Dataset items
++++

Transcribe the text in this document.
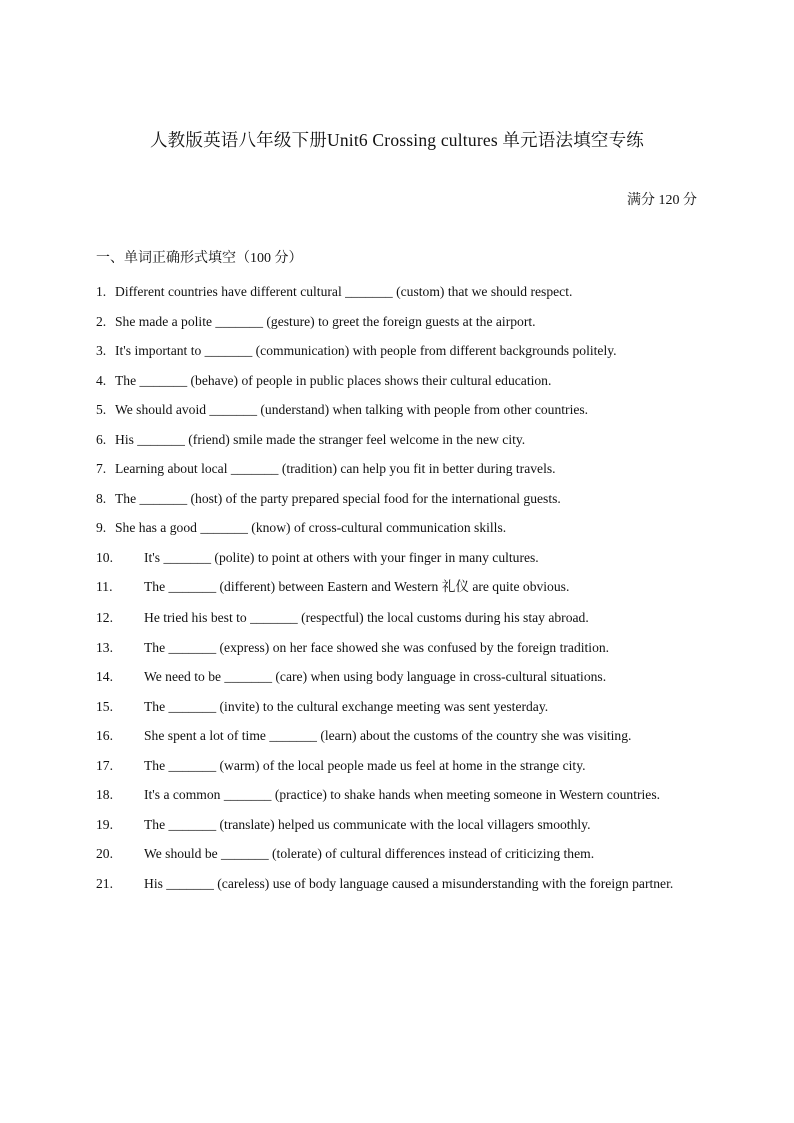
人教版英语八年级下册Unit6 Crossing cultures 单元语法填空专练
满分 120 分
一、单词正确形式填空（100 分）
1. Different countries have different cultural _______ (custom) that we should respect.
2. She made a polite _______ (gesture) to greet the foreign guests at the airport.
3. It's important to _______ (communication) with people from different backgrounds politely.
4. The _______ (behave) of people in public places shows their cultural education.
5. We should avoid _______ (understand) when talking with people from other countries.
6. His _______ (friend) smile made the stranger feel welcome in the new city.
7. Learning about local _______ (tradition) can help you fit in better during travels.
8. The _______ (host) of the party prepared special food for the international guests.
9. She has a good _______ (know) of cross-cultural communication skills.
10.	It's _______ (polite) to point at others with your finger in many cultures.
11.	The _______ (different) between Eastern and Western 礼仪 are quite obvious.
12.	He tried his best to _______ (respectful) the local customs during his stay abroad.
13.	The _______ (express) on her face showed she was confused by the foreign tradition.
14.	We need to be _______ (care) when using body language in cross-cultural situations.
15.	The _______ (invite) to the cultural exchange meeting was sent yesterday.
16.	She spent a lot of time _______ (learn) about the customs of the country she was visiting.
17.	The _______ (warm) of the local people made us feel at home in the strange city.
18.	It's a common _______ (practice) to shake hands when meeting someone in Western countries.
19.	The _______ (translate) helped us communicate with the local villagers smoothly.
20.	We should be _______ (tolerate) of cultural differences instead of criticizing them.
21.	His _______ (careless) use of body language caused a misunderstanding with the foreign partner.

++++

• **Required work**: Check each line above for the word "cultural" and copy the ones that have it.

• **Worked answer**:
1. Different countries have different cultural _______ (custom) that we should respect.
4. The _______ (behave) of people in public places shows their cultural education.
9. She has a good _______ (know) of cross-cultural communication skills.
14.	We need to be _______ (care) when using body language in cross-cultural situations.
15.	The _______ (invite) to the cultural exchange meeting was sent yesterday.
20.	We should be _______ (tolerate) of cultural differences instead of criticizing them.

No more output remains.